== Problem description ==
Write out the entries verbatim and leave the images out of the copy.

==========

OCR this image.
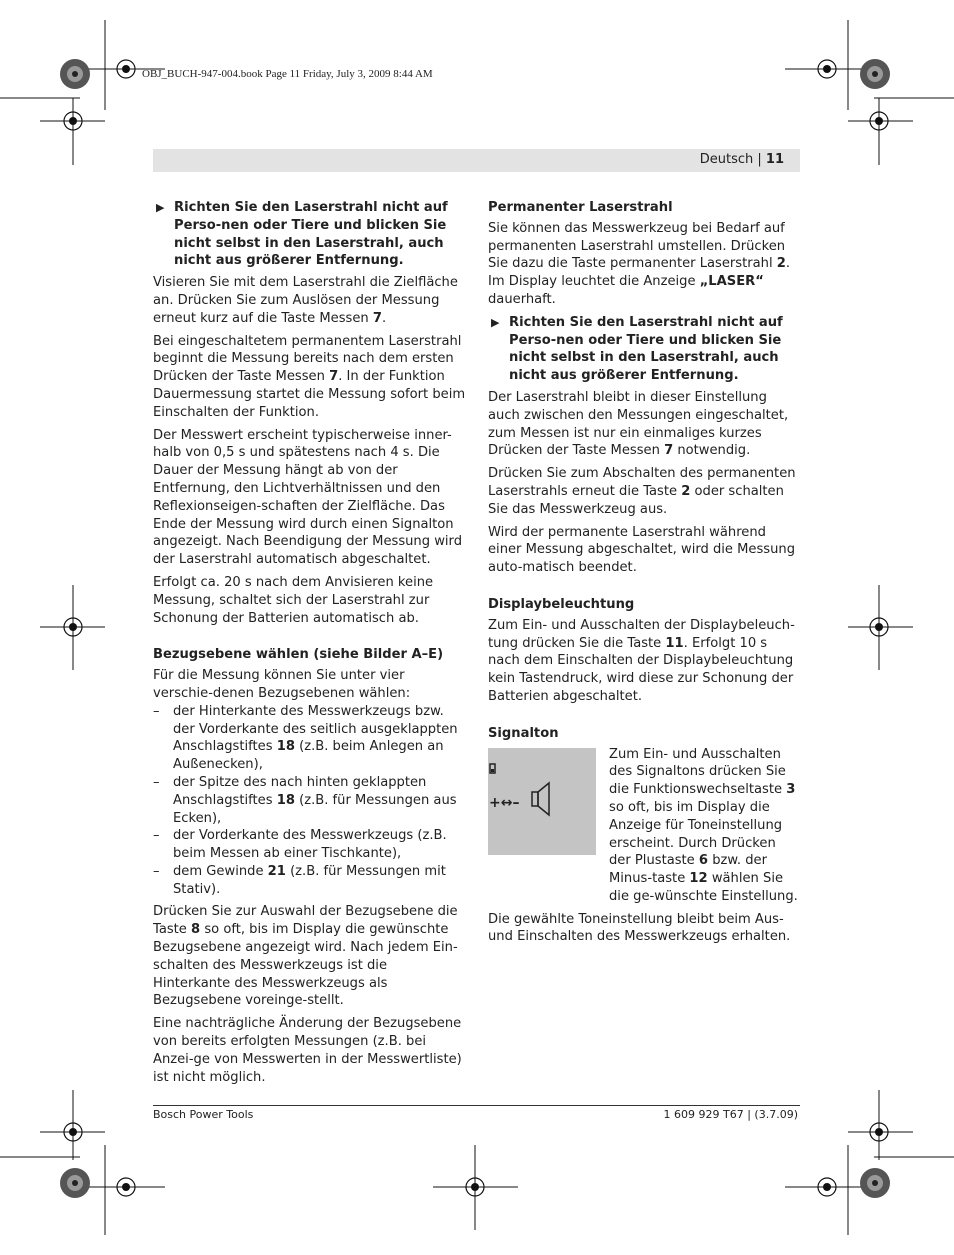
OBJ_BUCH-947-004.book Page 11 Friday, July 3, 2009 8:44 AM
Deutsch | 11
▶ Richten Sie den Laserstrahl nicht auf Perso-nen oder Tiere und blicken Sie nicht selbst in den Laserstrahl, auch nicht aus größerer Entfernung.

Visieren Sie mit dem Laserstrahl die Zielfläche an. Drücken Sie zum Auslösen der Messung erneut kurz auf die Taste Messen 7.

Bei eingeschaltetem permanentem Laserstrahl beginnt die Messung bereits nach dem ersten Drücken der Taste Messen 7. In der Funktion Dauermessung startet die Messung sofort beim Einschalten der Funktion.

Der Messwert erscheint typischerweise inner-halb von 0,5 s und spätestens nach 4 s. Die Dauer der Messung hängt ab von der Entfernung, den Lichtverhältnissen und den Reflexionseigen-schaften der Zielfläche. Das Ende der Messung wird durch einen Signalton angezeigt. Nach Beendigung der Messung wird der Laserstrahl automatisch abgeschaltet.

Erfolgt ca. 20 s nach dem Anvisieren keine Messung, schaltet sich der Laserstrahl zur Schonung der Batterien automatisch ab.

Bezugsebene wählen (siehe Bilder A–E)

Für die Messung können Sie unter vier verschie-denen Bezugsebenen wählen:

– der Hinterkante des Messwerkzeugs bzw. der Vorderkante des seitlich ausgeklappten Anschlagstiftes 18 (z.B. beim Anlegen an Außenecken),
– der Spitze des nach hinten geklappten Anschlagstiftes 18 (z.B. für Messungen aus Ecken),
– der Vorderkante des Messwerkzeugs (z.B. beim Messen ab einer Tischkante),
– dem Gewinde 21 (z.B. für Messungen mit Stativ).

Drücken Sie zur Auswahl der Bezugsebene die Taste 8 so oft, bis im Display die gewünschte Bezugsebene angezeigt wird. Nach jedem Ein-schalten des Messwerkzeugs ist die Hinterkante des Messwerkzeugs als Bezugsebene voreinge-stellt.

Eine nachträgliche Änderung der Bezugsebene von bereits erfolgten Messungen (z.B. bei Anzei-ge von Messwerten in der Messwertliste) ist nicht möglich.

Permanenter Laserstrahl

Sie können das Messwerkzeug bei Bedarf auf permanenten Laserstrahl umstellen. Drücken Sie dazu die Taste permanenter Laserstrahl 2. Im Display leuchtet die Anzeige „LASER“ dauerhaft.

▶ Richten Sie den Laserstrahl nicht auf Perso-nen oder Tiere und blicken Sie nicht selbst in den Laserstrahl, auch nicht aus größerer Entfernung.

Der Laserstrahl bleibt in dieser Einstellung auch zwischen den Messungen eingeschaltet, zum Messen ist nur ein einmaliges kurzes Drücken der Taste Messen 7 notwendig.

Drücken Sie zum Abschalten des permanenten Laserstrahls erneut die Taste 2 oder schalten Sie das Messwerkzeug aus.

Wird der permanente Laserstrahl während einer Messung abgeschaltet, wird die Messung auto-matisch beendet.

Displaybeleuchtung

Zum Ein- und Ausschalten der Displaybeleuch-tung drücken Sie die Taste 11. Erfolgt 10 s nach dem Einschalten der Displaybeleuchtung kein Tastendruck, wird diese zur Schonung der Batterien abgeschaltet.

Signalton
+↔–

Zum Ein- und Ausschalten des Signaltons drücken Sie die Funktionswechseltaste 3 so oft, bis im Display die Anzeige für Toneinstellung erscheint. Durch Drücken der Plustaste 6 bzw. der Minus-taste 12 wählen Sie die ge-wünschte Einstellung.

Die gewählte Toneinstellung bleibt beim Aus- und Einschalten des Messwerkzeugs erhalten.

Bosch Power Tools	1 609 929 T67 | (3.7.09)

==========

== Full output ==
OCR this image.
OBJ_BUCH-947-004.book Page 11 Friday, July 3, 2009 8:44 AM
Deutsch | 11
▶ Richten Sie den Laserstrahl nicht auf Perso-nen oder Tiere und blicken Sie nicht selbst in den Laserstrahl, auch nicht aus größerer Entfernung.

Visieren Sie mit dem Laserstrahl die Zielfläche an. Drücken Sie zum Auslösen der Messung erneut kurz auf die Taste Messen 7.

Bei eingeschaltetem permanentem Laserstrahl beginnt die Messung bereits nach dem ersten Drücken der Taste Messen 7. In der Funktion Dauermessung startet die Messung sofort beim Einschalten der Funktion.

Der Messwert erscheint typischerweise inner-halb von 0,5 s und spätestens nach 4 s. Die Dauer der Messung hängt ab von der Entfernung, den Lichtverhältnissen und den Reflexionseigen-schaften der Zielfläche. Das Ende der Messung wird durch einen Signalton angezeigt. Nach Beendigung der Messung wird der Laserstrahl automatisch abgeschaltet.

Erfolgt ca. 20 s nach dem Anvisieren keine Messung, schaltet sich der Laserstrahl zur Schonung der Batterien automatisch ab.

Bezugsebene wählen (siehe Bilder A–E)

Für die Messung können Sie unter vier verschie-denen Bezugsebenen wählen:

– der Hinterkante des Messwerkzeugs bzw. der Vorderkante des seitlich ausgeklappten Anschlagstiftes 18 (z.B. beim Anlegen an Außenecken),
– der Spitze des nach hinten geklappten Anschlagstiftes 18 (z.B. für Messungen aus Ecken),
– der Vorderkante des Messwerkzeugs (z.B. beim Messen ab einer Tischkante),
– dem Gewinde 21 (z.B. für Messungen mit Stativ).

Drücken Sie zur Auswahl der Bezugsebene die Taste 8 so oft, bis im Display die gewünschte Bezugsebene angezeigt wird. Nach jedem Ein-schalten des Messwerkzeugs ist die Hinterkante des Messwerkzeugs als Bezugsebene voreinge-stellt.

Eine nachträgliche Änderung der Bezugsebene von bereits erfolgten Messungen (z.B. bei Anzei-ge von Messwerten in der Messwertliste) ist nicht möglich.

Permanenter Laserstrahl

Sie können das Messwerkzeug bei Bedarf auf permanenten Laserstrahl umstellen. Drücken Sie dazu die Taste permanenter Laserstrahl 2. Im Display leuchtet die Anzeige „LASER“ dauerhaft.

▶ Richten Sie den Laserstrahl nicht auf Perso-nen oder Tiere und blicken Sie nicht selbst in den Laserstrahl, auch nicht aus größerer Entfernung.

Der Laserstrahl bleibt in dieser Einstellung auch zwischen den Messungen eingeschaltet, zum Messen ist nur ein einmaliges kurzes Drücken der Taste Messen 7 notwendig.

Drücken Sie zum Abschalten des permanenten Laserstrahls erneut die Taste 2 oder schalten Sie das Messwerkzeug aus.

Wird der permanente Laserstrahl während einer Messung abgeschaltet, wird die Messung auto-matisch beendet.

Displaybeleuchtung

Zum Ein- und Ausschalten der Displaybeleuch-tung drücken Sie die Taste 11. Erfolgt 10 s nach dem Einschalten der Displaybeleuchtung kein Tastendruck, wird diese zur Schonung der Batterien abgeschaltet.

Signalton
+↔–

Zum Ein- und Ausschalten des Signaltons drücken Sie die Funktionswechseltaste 3 so oft, bis im Display die Anzeige für Toneinstellung erscheint. Durch Drücken der Plustaste 6 bzw. der Minus-taste 12 wählen Sie die ge-wünschte Einstellung.

Die gewählte Toneinstellung bleibt beim Aus- und Einschalten des Messwerkzeugs erhalten.

Bosch Power Tools	1 609 929 T67 | (3.7.09)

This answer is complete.